* _WHAT YOU SHOULD DO_
Output all of the data below exactly as given.

----------------------------------------

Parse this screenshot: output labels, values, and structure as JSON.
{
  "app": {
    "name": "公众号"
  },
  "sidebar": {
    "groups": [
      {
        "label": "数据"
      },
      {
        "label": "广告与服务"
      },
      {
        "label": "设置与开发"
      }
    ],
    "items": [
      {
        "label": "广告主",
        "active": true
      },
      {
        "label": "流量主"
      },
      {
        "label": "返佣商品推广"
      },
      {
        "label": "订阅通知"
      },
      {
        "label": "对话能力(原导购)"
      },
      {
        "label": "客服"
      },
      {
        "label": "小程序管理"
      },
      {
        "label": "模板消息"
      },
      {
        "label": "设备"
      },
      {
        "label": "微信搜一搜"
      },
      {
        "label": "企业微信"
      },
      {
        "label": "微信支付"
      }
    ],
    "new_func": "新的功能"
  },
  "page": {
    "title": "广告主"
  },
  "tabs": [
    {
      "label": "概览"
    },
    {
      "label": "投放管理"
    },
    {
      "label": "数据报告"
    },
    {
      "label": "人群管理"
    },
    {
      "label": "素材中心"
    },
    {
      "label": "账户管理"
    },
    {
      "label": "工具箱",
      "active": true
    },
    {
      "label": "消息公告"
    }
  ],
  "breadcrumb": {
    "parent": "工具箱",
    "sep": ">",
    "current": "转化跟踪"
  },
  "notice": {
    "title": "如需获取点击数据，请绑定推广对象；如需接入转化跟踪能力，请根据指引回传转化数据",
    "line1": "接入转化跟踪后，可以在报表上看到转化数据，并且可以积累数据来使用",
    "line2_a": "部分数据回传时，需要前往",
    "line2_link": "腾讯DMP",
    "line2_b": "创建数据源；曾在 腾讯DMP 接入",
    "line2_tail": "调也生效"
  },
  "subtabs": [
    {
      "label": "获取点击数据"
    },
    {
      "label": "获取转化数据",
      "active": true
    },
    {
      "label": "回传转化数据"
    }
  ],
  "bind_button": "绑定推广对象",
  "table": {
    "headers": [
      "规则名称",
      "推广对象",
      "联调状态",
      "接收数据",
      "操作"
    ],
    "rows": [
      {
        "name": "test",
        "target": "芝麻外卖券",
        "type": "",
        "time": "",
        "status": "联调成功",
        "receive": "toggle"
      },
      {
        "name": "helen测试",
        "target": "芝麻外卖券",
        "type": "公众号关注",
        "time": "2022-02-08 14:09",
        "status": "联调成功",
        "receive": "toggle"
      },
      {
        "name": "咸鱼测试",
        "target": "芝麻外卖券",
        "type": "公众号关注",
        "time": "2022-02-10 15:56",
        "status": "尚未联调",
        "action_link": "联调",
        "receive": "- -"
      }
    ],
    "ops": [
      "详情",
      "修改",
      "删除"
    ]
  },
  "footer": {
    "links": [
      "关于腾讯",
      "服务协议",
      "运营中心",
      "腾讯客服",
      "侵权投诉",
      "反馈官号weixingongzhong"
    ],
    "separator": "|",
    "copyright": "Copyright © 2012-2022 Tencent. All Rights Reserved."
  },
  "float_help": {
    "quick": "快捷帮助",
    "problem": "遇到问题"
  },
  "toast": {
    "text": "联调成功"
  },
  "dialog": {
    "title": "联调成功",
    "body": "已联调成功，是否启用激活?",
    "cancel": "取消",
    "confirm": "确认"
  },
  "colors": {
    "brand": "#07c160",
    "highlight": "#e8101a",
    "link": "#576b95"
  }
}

----------------------------------------

* _RESULT FOR THIS TASK_
Parse this screenshot: output labels, values, and structure as JSON.
{
  "app": {
    "name": "公众号"
  },
  "sidebar": {
    "groups": [
      {
        "label": "数据"
      },
      {
        "label": "广告与服务"
      },
      {
        "label": "设置与开发"
      }
    ],
    "items": [
      {
        "label": "广告主",
        "active": true
      },
      {
        "label": "流量主"
      },
      {
        "label": "返佣商品推广"
      },
      {
        "label": "订阅通知"
      },
      {
        "label": "对话能力(原导购)"
      },
      {
        "label": "客服"
      },
      {
        "label": "小程序管理"
      },
      {
        "label": "模板消息"
      },
      {
        "label": "设备"
      },
      {
        "label": "微信搜一搜"
      },
      {
        "label": "企业微信"
      },
      {
        "label": "微信支付"
      }
    ],
    "new_func": "新的功能"
  },
  "page": {
    "title": "广告主"
  },
  "tabs": [
    {
      "label": "概览"
    },
    {
      "label": "投放管理"
    },
    {
      "label": "数据报告"
    },
    {
      "label": "人群管理"
    },
    {
      "label": "素材中心"
    },
    {
      "label": "账户管理"
    },
    {
      "label": "工具箱",
      "active": true
    },
    {
      "label": "消息公告"
    }
  ],
  "breadcrumb": {
    "parent": "工具箱",
    "sep": ">",
    "current": "转化跟踪"
  },
  "notice": {
    "title": "如需获取点击数据，请绑定推广对象；如需接入转化跟踪能力，请根据指引回传转化数据",
    "line1": "接入转化跟踪后，可以在报表上看到转化数据，并且可以积累数据来使用",
    "line2_a": "部分数据回传时，需要前往",
    "line2_link": "腾讯DMP",
    "line2_b": "创建数据源；曾在 腾讯DMP 接入",
    "line2_tail": "调也生效"
  },
  "subtabs": [
    {
      "label": "获取点击数据"
    },
    {
      "label": "获取转化数据",
      "active": true
    },
    {
      "label": "回传转化数据"
    }
  ],
  "bind_button": "绑定推广对象",
  "table": {
    "headers": [
      "规则名称",
      "推广对象",
      "联调状态",
      "接收数据",
      "操作"
    ],
    "rows": [
      {
        "name": "test",
        "target": "芝麻外卖券",
        "type": "",
        "time": "",
        "status": "联调成功",
        "receive": "toggle"
      },
      {
        "name": "helen测试",
        "target": "芝麻外卖券",
        "type": "公众号关注",
        "time": "2022-02-08 14:09",
        "status": "联调成功",
        "receive": "toggle"
      },
      {
        "name": "咸鱼测试",
        "target": "芝麻外卖券",
        "type": "公众号关注",
        "time": "2022-02-10 15:56",
        "status": "尚未联调",
        "action_link": "联调",
        "receive": "- -"
      }
    ],
    "ops": [
      "详情",
      "修改",
      "删除"
    ]
  },
  "footer": {
    "links": [
      "关于腾讯",
      "服务协议",
      "运营中心",
      "腾讯客服",
      "侵权投诉",
      "反馈官号weixingongzhong"
    ],
    "separator": "|",
    "copyright": "Copyright © 2012-2022 Tencent. All Rights Reserved."
  },
  "float_help": {
    "quick": "快捷帮助",
    "problem": "遇到问题"
  },
  "toast": {
    "text": "联调成功"
  },
  "dialog": {
    "title": "联调成功",
    "body": "已联调成功，是否启用激活?",
    "cancel": "取消",
    "confirm": "确认"
  },
  "colors": {
    "brand": "#07c160",
    "highlight": "#e8101a",
    "link": "#576b95"
  }
}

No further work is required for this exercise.